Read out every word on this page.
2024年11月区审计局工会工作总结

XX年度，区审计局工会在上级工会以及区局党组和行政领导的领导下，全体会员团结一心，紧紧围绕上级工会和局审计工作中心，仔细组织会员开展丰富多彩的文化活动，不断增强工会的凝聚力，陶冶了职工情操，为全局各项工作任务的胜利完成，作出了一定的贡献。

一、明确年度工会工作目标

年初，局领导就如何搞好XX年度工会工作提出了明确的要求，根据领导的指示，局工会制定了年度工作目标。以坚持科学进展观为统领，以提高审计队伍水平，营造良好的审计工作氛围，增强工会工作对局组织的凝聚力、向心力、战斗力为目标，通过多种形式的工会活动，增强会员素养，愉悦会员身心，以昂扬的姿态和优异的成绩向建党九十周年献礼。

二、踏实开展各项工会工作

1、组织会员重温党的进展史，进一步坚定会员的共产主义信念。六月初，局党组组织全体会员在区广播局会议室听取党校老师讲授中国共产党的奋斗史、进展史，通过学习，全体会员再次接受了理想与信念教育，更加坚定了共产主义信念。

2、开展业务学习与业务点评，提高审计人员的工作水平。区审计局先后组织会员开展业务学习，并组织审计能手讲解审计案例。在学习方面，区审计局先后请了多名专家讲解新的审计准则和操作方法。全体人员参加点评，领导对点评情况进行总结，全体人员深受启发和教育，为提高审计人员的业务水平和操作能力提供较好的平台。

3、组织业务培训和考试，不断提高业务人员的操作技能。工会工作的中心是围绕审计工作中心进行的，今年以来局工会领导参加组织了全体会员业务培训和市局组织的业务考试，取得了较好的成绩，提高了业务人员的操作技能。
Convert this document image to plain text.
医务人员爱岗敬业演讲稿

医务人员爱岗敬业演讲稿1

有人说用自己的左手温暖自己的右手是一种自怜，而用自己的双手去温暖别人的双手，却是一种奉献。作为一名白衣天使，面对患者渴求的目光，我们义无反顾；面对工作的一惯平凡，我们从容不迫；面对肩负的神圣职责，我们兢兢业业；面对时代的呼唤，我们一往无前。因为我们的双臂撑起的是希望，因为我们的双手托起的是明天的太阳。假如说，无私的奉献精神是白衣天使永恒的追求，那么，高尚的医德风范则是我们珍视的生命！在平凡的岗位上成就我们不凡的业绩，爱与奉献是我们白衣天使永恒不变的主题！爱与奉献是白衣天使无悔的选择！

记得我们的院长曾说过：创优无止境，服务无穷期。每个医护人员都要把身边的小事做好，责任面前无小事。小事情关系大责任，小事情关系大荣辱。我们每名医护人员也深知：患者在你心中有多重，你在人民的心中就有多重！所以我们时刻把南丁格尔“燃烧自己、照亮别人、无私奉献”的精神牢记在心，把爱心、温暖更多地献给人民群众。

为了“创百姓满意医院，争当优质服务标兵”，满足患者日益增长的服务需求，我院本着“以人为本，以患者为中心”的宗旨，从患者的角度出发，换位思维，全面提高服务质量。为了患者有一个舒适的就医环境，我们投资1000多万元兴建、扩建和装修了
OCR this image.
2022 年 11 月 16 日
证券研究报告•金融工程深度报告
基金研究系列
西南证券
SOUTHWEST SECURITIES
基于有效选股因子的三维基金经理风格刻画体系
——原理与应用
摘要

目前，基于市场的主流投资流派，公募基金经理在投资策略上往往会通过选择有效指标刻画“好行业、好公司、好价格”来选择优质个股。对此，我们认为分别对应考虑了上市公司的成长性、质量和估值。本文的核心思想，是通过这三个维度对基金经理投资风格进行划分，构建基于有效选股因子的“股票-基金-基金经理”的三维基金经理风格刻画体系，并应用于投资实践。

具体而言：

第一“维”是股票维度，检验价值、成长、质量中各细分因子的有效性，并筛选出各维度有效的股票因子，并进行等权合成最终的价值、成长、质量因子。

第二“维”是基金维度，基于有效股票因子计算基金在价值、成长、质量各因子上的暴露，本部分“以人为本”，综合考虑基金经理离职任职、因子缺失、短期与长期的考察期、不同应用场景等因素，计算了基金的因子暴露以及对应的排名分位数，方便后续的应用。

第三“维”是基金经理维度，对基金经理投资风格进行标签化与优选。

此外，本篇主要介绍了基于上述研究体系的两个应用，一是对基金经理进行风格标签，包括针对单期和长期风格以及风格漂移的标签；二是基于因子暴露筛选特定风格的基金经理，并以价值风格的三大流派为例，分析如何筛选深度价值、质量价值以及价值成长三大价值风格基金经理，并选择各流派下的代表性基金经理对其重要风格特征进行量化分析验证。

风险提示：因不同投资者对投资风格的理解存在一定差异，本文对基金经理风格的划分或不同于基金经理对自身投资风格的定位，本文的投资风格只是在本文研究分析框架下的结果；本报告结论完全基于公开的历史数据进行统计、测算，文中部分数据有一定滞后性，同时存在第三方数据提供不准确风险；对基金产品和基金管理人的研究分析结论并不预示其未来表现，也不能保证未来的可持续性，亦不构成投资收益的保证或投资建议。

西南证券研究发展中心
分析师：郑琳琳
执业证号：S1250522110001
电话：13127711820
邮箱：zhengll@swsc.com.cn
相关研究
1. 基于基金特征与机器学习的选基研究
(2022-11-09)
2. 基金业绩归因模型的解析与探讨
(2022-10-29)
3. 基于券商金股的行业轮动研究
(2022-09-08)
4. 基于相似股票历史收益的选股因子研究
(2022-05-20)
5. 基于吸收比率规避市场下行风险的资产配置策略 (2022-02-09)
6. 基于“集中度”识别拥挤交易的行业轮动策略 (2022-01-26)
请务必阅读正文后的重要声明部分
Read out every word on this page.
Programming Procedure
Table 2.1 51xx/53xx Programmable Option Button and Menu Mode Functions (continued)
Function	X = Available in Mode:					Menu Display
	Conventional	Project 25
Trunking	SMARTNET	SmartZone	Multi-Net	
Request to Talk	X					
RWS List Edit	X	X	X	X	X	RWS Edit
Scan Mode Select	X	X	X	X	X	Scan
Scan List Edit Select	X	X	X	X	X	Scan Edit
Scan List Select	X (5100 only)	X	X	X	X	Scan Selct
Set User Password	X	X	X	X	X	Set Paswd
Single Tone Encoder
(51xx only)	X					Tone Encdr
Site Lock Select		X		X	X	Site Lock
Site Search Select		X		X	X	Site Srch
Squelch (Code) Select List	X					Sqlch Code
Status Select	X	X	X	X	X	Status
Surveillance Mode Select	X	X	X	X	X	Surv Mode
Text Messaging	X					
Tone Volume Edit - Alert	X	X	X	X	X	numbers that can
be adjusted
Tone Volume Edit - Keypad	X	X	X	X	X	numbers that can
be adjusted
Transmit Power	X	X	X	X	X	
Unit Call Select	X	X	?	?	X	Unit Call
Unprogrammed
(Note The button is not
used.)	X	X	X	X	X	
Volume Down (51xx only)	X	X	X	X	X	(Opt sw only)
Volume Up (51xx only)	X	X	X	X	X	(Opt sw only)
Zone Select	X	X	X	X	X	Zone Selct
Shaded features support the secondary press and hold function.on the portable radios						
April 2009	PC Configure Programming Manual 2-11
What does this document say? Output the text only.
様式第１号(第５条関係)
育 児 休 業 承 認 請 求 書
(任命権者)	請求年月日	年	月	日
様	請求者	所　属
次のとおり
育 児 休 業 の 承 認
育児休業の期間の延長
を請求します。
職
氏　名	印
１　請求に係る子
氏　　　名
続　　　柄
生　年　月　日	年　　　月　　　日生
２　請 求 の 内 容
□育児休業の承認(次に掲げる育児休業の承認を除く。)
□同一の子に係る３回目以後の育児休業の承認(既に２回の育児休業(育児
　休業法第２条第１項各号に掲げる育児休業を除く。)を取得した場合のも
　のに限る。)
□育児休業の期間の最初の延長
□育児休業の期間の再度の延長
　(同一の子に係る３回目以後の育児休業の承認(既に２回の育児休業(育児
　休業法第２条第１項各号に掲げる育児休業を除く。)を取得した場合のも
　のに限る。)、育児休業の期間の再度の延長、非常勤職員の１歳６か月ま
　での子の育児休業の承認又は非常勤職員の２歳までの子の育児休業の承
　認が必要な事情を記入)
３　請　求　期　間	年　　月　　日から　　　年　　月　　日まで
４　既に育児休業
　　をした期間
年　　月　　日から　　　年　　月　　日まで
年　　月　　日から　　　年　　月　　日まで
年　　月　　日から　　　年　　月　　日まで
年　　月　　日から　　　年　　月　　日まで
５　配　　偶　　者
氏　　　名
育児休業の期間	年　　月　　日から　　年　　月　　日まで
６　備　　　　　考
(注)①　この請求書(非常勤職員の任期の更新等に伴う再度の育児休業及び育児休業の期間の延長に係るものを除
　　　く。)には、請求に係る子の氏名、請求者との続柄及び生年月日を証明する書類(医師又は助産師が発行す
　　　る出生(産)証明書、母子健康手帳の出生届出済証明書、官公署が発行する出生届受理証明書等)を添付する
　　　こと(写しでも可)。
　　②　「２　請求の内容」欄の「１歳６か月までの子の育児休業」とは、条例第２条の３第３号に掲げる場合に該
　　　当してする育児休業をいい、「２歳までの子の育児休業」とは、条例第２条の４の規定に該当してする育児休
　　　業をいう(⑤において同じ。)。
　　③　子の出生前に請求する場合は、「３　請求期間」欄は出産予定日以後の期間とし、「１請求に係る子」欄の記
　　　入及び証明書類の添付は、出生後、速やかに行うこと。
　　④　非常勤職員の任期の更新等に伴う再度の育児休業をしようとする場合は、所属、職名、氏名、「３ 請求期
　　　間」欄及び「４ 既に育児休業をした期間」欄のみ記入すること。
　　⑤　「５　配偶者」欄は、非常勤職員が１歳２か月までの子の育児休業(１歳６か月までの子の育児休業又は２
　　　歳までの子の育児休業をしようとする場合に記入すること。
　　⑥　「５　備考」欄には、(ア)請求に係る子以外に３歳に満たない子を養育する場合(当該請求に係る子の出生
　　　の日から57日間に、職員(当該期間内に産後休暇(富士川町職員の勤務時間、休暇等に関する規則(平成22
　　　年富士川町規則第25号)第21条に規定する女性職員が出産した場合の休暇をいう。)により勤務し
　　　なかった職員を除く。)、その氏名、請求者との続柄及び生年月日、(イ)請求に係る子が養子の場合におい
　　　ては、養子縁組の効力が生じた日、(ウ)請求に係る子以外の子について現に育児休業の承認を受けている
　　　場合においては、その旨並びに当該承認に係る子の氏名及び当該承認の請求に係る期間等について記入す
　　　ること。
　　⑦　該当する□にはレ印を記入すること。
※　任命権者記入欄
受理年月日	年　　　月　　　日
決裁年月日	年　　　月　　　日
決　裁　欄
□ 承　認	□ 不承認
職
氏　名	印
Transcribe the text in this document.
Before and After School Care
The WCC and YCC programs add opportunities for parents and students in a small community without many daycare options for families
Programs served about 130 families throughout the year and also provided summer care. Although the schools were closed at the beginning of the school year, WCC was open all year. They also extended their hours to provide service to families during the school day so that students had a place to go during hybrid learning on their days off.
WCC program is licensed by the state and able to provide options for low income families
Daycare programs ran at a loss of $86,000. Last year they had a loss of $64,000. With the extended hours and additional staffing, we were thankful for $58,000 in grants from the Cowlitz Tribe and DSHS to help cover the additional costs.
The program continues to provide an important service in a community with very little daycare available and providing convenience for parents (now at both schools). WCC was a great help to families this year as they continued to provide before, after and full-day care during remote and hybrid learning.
----
> [What is required]:
How many lines in these entries hold the string "only"? Answer with the number alone.

> [Solution to this task]:
5